Exercise task
Find every line containing the word "Velocidad" in the records below; report only how many there are.

Records supplied
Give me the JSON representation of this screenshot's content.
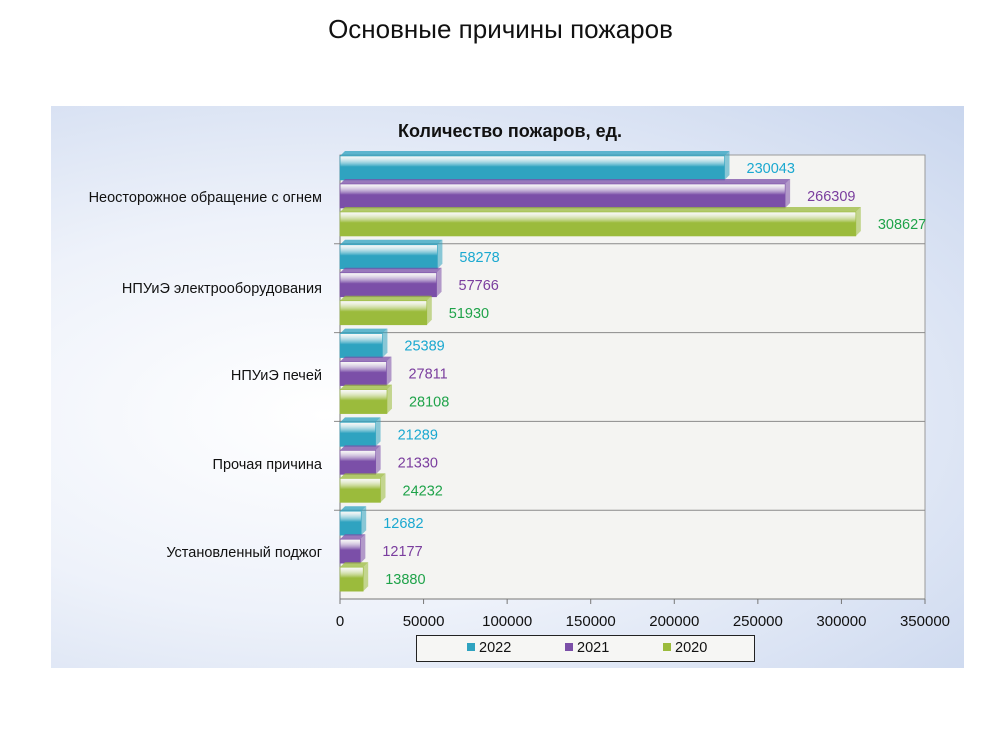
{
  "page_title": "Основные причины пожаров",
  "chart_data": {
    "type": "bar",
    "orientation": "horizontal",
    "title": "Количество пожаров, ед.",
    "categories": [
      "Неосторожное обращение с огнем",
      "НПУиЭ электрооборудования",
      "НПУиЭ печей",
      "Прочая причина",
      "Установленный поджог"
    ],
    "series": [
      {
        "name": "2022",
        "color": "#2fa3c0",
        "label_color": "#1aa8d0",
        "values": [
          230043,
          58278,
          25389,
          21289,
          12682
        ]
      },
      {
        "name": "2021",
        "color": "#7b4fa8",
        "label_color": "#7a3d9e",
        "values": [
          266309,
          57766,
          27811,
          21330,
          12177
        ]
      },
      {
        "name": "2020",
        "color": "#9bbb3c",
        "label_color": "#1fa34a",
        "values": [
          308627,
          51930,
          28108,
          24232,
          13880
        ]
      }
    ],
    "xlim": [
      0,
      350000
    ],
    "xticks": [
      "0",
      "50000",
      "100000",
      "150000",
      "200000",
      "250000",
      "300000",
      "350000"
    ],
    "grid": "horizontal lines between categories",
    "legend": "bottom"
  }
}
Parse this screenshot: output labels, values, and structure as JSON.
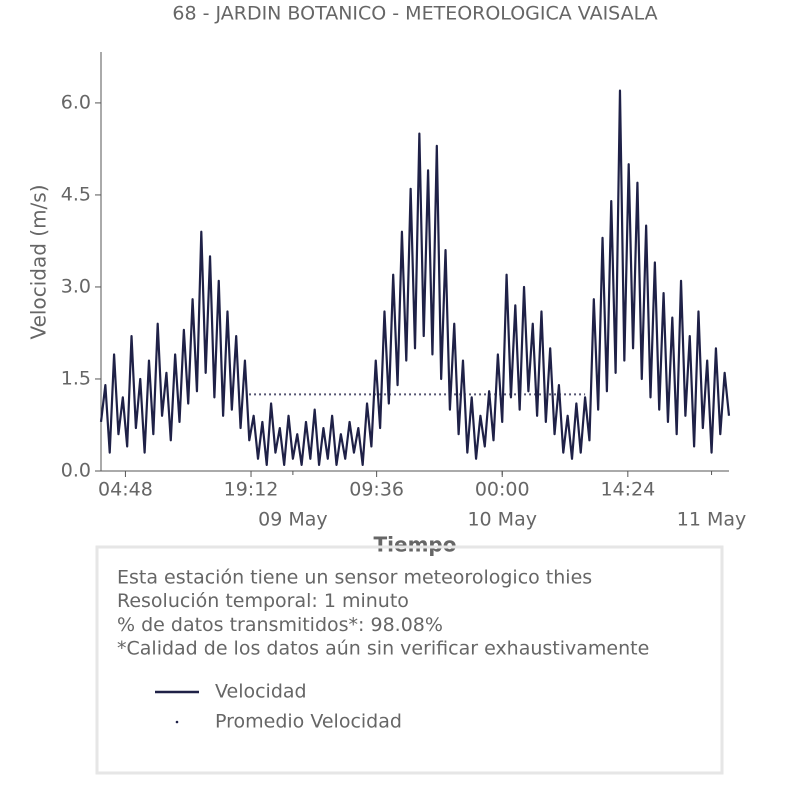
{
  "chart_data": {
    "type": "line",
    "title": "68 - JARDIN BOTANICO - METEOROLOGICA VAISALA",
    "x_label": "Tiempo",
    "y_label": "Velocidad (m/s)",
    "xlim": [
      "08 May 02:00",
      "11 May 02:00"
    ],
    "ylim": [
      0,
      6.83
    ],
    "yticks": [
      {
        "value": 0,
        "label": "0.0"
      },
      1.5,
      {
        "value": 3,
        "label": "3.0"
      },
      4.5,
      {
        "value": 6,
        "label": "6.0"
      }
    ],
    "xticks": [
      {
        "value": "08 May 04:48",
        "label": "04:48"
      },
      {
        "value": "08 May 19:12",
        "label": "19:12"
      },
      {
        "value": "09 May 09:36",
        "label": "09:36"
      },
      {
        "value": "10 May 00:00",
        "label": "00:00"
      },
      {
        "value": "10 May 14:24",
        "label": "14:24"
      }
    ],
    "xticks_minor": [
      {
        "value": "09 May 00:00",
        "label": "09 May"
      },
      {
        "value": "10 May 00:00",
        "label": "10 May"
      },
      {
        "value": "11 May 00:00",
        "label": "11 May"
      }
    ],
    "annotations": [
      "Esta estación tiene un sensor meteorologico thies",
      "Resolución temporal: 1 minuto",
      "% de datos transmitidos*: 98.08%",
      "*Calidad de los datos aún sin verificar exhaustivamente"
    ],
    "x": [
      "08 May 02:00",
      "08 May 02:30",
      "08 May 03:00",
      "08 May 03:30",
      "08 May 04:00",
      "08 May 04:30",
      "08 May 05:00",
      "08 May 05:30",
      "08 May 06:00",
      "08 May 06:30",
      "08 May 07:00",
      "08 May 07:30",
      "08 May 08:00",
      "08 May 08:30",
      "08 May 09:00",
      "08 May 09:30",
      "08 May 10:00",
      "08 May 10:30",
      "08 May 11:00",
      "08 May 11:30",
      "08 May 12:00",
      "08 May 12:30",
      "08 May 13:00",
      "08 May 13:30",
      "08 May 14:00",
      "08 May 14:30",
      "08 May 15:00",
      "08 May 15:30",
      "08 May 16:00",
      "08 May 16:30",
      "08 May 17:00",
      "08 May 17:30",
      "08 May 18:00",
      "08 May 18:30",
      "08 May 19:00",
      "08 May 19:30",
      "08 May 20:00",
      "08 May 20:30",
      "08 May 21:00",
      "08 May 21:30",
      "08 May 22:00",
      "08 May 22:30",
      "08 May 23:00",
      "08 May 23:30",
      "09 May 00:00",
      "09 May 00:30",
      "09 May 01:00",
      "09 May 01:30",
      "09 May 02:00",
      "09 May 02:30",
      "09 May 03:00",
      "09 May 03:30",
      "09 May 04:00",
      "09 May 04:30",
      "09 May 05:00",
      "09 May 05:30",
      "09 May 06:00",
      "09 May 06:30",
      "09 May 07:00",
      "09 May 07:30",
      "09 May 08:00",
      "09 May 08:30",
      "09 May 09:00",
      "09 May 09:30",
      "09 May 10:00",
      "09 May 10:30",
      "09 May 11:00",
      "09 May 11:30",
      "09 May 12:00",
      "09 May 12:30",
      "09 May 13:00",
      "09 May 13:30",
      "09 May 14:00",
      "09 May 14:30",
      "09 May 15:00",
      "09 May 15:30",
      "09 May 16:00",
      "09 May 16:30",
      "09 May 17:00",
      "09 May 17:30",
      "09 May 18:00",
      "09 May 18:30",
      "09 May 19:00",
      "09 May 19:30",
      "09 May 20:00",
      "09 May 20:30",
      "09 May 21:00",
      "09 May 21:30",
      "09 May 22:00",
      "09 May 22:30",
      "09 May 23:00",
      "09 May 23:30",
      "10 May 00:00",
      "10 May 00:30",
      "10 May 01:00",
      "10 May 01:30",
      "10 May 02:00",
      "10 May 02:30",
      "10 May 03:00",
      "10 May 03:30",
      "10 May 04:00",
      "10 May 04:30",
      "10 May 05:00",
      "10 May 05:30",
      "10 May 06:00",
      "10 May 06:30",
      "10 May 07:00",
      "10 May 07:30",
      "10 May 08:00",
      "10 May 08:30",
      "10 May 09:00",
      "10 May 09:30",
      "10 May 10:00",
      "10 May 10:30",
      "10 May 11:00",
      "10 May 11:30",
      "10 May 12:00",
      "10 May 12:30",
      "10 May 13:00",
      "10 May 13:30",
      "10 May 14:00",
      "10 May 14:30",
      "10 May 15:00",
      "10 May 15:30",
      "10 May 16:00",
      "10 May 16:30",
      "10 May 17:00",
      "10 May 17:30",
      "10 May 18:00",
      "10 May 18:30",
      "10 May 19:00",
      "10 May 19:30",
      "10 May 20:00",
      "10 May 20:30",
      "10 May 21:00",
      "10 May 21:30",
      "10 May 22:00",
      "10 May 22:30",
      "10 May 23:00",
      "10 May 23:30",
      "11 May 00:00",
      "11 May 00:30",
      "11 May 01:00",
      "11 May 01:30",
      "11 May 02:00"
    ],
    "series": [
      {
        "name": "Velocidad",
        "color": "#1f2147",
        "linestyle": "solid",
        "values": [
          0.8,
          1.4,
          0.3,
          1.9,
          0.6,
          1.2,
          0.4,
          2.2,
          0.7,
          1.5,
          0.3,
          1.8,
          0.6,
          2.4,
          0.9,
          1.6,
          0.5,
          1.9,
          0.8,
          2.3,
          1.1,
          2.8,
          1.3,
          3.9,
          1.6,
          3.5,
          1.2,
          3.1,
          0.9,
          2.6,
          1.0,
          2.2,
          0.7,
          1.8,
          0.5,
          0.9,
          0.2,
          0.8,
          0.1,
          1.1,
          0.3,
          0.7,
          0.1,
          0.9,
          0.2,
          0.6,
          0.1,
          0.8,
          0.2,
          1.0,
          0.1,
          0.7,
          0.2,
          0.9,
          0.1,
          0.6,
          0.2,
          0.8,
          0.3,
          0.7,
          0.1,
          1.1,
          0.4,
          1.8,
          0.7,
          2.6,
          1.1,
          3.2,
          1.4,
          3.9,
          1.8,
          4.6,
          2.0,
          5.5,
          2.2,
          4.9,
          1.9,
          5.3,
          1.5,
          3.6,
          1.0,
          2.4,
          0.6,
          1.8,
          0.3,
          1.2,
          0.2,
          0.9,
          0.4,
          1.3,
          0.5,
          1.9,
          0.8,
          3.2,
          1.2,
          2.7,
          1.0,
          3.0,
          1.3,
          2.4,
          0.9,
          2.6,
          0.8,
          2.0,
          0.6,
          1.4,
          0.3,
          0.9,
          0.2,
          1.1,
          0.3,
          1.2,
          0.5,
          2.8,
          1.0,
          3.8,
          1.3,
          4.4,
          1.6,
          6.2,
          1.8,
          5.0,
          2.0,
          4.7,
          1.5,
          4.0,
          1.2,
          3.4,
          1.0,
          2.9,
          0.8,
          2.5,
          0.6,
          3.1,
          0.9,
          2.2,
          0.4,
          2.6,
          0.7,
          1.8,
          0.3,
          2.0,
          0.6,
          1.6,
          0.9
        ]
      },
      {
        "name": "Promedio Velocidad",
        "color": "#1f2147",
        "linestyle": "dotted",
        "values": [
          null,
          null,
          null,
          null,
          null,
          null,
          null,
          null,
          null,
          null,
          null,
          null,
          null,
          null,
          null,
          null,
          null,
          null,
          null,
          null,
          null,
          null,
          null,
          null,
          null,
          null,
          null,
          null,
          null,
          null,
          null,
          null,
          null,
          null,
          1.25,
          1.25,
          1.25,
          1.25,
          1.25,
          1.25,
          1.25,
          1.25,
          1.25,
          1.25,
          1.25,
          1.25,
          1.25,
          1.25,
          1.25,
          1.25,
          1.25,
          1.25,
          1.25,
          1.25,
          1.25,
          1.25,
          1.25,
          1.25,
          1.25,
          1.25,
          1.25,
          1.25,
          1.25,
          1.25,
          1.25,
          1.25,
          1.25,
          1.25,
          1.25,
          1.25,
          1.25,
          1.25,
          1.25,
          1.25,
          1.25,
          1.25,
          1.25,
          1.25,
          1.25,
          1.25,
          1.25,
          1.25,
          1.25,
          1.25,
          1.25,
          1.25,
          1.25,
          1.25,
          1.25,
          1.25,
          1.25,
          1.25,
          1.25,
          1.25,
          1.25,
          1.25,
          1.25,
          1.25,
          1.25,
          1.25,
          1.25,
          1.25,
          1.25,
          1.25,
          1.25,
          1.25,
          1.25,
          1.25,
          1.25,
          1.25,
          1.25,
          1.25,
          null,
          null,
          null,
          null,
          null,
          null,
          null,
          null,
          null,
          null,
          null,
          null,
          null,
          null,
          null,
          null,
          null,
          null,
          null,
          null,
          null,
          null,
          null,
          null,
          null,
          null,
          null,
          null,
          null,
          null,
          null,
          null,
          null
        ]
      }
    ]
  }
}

Completed task
3